[Stored data]
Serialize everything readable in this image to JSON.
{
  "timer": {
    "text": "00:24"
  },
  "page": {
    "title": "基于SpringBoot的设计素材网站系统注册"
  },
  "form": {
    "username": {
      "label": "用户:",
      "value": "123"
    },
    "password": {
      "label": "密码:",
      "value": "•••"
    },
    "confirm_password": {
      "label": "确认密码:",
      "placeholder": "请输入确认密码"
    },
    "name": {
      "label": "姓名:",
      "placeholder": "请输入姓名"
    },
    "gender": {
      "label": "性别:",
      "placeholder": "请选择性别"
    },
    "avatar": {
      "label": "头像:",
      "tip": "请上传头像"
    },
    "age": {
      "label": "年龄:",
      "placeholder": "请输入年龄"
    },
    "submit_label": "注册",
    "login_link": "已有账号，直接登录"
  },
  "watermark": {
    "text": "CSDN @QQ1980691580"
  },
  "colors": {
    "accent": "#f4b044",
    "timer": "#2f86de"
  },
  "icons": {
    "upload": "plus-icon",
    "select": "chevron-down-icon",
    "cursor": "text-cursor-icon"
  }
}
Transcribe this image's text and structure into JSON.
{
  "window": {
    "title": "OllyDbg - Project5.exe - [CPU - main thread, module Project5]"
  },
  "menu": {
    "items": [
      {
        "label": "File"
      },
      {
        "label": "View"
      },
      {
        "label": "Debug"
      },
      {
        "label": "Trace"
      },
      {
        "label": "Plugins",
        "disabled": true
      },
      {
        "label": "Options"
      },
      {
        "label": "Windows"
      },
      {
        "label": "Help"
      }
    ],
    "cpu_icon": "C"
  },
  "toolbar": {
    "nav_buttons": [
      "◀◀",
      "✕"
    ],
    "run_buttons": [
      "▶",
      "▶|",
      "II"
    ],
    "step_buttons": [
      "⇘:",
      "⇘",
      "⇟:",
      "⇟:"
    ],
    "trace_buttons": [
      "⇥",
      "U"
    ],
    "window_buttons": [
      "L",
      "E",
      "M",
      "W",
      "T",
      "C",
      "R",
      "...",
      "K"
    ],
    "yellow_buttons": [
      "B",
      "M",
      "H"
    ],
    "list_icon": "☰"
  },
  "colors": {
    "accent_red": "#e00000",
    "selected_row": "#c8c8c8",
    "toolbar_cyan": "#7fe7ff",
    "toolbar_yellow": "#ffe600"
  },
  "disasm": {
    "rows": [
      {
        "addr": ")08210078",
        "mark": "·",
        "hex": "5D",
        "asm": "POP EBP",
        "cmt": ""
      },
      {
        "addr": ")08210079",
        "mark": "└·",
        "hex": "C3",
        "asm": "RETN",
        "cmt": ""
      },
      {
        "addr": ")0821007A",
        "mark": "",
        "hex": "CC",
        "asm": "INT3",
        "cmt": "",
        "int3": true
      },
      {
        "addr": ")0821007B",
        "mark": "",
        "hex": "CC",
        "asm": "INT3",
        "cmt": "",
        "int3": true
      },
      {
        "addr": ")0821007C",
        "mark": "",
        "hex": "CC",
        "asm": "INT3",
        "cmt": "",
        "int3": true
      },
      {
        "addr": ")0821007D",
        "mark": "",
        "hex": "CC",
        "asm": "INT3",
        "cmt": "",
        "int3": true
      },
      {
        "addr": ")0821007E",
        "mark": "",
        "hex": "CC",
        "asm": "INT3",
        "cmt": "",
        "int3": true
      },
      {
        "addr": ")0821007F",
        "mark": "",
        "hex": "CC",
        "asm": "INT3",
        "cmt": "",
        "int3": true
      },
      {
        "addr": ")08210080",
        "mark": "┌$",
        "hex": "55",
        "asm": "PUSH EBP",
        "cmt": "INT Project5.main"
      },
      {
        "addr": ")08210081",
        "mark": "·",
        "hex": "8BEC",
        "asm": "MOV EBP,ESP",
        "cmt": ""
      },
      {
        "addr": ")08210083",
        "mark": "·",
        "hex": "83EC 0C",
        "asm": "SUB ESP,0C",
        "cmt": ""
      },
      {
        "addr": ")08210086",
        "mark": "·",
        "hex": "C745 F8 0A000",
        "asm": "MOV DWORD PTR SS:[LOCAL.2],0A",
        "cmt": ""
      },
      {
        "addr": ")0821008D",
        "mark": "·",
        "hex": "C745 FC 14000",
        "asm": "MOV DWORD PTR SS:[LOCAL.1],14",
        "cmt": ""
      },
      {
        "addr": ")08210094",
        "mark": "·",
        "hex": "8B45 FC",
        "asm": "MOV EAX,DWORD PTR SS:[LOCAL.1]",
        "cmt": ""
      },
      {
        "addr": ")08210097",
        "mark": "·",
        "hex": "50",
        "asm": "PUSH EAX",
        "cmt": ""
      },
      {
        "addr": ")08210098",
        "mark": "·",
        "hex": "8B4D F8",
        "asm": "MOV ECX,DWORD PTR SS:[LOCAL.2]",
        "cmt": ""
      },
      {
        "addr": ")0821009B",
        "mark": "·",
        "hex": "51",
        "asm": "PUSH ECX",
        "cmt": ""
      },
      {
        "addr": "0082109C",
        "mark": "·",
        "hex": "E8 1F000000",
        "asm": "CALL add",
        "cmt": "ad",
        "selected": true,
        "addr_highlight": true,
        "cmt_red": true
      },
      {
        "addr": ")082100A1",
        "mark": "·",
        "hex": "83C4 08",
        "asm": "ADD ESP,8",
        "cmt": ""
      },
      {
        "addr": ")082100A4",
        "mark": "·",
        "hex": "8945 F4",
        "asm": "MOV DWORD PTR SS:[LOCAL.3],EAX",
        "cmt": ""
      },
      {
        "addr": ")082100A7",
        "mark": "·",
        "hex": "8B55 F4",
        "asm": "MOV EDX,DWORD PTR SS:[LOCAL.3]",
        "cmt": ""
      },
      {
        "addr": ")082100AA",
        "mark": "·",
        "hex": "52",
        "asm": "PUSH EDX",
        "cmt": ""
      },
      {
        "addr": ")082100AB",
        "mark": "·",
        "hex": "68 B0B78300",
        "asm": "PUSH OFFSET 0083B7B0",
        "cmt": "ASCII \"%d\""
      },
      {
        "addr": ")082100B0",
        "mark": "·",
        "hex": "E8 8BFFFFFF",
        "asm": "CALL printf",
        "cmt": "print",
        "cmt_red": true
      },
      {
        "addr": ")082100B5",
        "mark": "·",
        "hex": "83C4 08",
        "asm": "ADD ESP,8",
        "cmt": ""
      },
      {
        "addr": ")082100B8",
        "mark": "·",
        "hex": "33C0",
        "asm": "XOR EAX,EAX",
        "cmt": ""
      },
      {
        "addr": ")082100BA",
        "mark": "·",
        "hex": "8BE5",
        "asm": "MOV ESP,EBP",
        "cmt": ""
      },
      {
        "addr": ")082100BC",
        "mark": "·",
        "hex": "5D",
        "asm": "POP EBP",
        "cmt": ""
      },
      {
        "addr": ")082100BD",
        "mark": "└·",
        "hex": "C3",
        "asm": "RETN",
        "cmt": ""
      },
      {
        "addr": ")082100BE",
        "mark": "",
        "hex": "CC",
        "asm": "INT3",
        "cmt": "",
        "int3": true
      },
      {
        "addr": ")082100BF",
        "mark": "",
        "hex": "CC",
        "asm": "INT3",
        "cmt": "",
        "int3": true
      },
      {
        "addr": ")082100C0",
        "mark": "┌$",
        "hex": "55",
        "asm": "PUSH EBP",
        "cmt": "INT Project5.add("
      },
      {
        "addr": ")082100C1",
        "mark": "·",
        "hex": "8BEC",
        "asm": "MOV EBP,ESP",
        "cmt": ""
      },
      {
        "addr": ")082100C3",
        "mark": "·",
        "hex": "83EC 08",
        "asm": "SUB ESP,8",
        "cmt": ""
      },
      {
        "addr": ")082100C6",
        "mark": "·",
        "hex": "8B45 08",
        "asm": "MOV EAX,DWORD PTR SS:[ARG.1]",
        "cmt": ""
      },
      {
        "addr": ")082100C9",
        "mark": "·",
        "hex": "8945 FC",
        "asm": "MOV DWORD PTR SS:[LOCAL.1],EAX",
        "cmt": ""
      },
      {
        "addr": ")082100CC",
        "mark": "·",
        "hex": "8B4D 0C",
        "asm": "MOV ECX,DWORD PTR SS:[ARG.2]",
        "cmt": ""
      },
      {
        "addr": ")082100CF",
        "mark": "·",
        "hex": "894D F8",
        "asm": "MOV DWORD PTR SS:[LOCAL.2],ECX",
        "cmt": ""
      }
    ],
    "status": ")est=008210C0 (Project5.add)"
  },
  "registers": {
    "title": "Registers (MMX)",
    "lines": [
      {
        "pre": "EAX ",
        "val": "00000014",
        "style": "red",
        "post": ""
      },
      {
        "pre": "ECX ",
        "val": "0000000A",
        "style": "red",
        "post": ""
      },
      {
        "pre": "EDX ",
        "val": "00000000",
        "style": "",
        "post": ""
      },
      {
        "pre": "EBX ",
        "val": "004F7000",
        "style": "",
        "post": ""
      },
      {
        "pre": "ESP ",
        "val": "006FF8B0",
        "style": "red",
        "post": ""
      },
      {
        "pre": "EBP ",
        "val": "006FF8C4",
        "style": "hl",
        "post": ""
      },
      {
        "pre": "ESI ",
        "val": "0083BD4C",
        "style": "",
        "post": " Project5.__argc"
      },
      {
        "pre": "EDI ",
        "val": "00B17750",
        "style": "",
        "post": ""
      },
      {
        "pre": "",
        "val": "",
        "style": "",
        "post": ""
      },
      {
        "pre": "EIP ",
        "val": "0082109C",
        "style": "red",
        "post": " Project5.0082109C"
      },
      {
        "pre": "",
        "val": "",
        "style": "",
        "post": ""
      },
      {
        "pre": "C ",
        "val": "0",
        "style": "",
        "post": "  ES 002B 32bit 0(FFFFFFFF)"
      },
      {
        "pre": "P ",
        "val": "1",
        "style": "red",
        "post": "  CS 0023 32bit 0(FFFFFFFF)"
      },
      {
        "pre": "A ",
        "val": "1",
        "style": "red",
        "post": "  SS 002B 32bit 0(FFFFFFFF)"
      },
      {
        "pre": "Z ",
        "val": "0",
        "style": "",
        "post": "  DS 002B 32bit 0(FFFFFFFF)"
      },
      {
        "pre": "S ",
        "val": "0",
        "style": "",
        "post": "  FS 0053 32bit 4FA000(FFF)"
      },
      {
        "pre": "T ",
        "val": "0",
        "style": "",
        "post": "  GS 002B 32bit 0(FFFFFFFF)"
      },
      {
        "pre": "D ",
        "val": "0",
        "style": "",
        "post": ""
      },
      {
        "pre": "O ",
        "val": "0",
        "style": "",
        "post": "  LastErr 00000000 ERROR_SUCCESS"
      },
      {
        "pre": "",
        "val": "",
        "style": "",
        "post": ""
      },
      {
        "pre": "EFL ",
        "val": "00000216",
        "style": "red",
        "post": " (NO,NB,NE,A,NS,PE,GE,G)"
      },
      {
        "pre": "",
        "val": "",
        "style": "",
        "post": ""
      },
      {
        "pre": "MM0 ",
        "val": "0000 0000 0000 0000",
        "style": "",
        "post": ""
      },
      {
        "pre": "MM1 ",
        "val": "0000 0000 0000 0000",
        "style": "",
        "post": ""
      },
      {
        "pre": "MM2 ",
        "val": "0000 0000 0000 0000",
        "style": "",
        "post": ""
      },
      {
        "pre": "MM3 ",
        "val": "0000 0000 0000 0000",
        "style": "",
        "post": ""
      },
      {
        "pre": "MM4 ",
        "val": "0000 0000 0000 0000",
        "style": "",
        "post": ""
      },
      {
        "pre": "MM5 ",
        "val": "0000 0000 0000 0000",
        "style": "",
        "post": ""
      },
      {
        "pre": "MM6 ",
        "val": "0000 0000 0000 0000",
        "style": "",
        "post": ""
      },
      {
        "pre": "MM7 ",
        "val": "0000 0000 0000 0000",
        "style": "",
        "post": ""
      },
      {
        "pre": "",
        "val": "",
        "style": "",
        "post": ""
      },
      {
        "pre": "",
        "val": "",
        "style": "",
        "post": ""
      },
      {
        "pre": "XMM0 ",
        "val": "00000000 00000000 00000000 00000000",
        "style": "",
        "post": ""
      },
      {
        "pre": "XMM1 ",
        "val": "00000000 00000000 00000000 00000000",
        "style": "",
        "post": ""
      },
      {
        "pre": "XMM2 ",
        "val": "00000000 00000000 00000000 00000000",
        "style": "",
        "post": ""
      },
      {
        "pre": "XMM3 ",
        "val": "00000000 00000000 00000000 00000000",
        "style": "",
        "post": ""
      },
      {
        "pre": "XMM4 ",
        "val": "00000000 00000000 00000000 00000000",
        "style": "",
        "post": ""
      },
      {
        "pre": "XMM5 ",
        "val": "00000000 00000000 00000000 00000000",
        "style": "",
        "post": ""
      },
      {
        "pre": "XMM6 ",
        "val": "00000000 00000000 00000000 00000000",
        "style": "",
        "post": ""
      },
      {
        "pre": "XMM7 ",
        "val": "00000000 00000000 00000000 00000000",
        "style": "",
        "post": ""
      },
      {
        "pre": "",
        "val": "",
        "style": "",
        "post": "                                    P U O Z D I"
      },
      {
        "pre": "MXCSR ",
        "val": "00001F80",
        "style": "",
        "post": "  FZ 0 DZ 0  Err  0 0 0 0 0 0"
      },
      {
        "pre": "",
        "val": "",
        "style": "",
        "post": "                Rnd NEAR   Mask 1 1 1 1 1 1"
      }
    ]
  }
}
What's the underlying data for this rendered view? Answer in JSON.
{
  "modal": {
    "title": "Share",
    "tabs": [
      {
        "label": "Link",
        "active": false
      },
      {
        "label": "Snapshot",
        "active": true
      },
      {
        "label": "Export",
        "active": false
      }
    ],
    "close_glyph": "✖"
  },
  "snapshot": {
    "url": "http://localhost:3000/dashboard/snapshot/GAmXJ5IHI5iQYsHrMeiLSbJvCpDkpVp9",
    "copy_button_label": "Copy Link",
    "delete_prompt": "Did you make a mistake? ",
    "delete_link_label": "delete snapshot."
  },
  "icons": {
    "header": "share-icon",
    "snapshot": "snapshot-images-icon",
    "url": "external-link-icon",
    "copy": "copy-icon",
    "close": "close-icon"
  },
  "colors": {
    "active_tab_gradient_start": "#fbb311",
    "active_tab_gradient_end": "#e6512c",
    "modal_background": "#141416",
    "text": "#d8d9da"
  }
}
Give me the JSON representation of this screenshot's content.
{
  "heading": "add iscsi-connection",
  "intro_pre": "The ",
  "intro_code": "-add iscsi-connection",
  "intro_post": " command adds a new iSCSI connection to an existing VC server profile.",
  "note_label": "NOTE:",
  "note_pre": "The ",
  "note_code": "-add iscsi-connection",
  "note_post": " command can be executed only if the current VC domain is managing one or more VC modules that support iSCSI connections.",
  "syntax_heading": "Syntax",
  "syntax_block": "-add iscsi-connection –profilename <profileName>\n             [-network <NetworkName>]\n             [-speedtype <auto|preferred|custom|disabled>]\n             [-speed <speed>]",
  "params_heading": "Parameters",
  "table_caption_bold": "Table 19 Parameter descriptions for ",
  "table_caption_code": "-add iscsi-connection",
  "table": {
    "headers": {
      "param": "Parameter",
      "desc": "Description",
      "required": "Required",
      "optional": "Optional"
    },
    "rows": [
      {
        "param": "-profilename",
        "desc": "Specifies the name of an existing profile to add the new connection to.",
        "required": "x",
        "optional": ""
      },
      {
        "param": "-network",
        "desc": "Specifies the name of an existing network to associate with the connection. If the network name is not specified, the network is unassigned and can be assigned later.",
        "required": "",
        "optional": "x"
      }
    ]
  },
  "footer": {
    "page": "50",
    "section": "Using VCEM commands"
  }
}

## Directive
Quote only the lines from the line containing "Give me the" through the end of the entries, keeping the first and the last.

## Problem solution
Give me the JSON representation of this screenshot's content.
{
  "heading": "add iscsi-connection",
  "intro_pre": "The ",
  "intro_code": "-add iscsi-connection",
  "intro_post": " command adds a new iSCSI connection to an existing VC server profile.",
  "note_label": "NOTE:",
  "note_pre": "The ",
  "note_code": "-add iscsi-connection",
  "note_post": " command can be executed only if the current VC domain is managing one or more VC modules that support iSCSI connections.",
  "syntax_heading": "Syntax",
  "syntax_block": "-add iscsi-connection –profilename <profileName>\n             [-network <NetworkName>]\n             [-speedtype <auto|preferred|custom|disabled>]\n             [-speed <speed>]",
  "params_heading": "Parameters",
  "table_caption_bold": "Table 19 Parameter descriptions for ",
  "table_caption_code": "-add iscsi-connection",
  "table": {
    "headers": {
      "param": "Parameter",
      "desc": "Description",
      "required": "Required",
      "optional": "Optional"
    },
    "rows": [
      {
        "param": "-profilename",
        "desc": "Specifies the name of an existing profile to add the new connection to.",
        "required": "x",
        "optional": ""
      },
      {
        "param": "-network",
        "desc": "Specifies the name of an existing network to associate with the connection. If the network name is not specified, the network is unassigned and can be assigned later.",
        "required": "",
        "optional": "x"
      }
    ]
  },
  "footer": {
    "page": "50",
    "section": "Using VCEM commands"
  }
}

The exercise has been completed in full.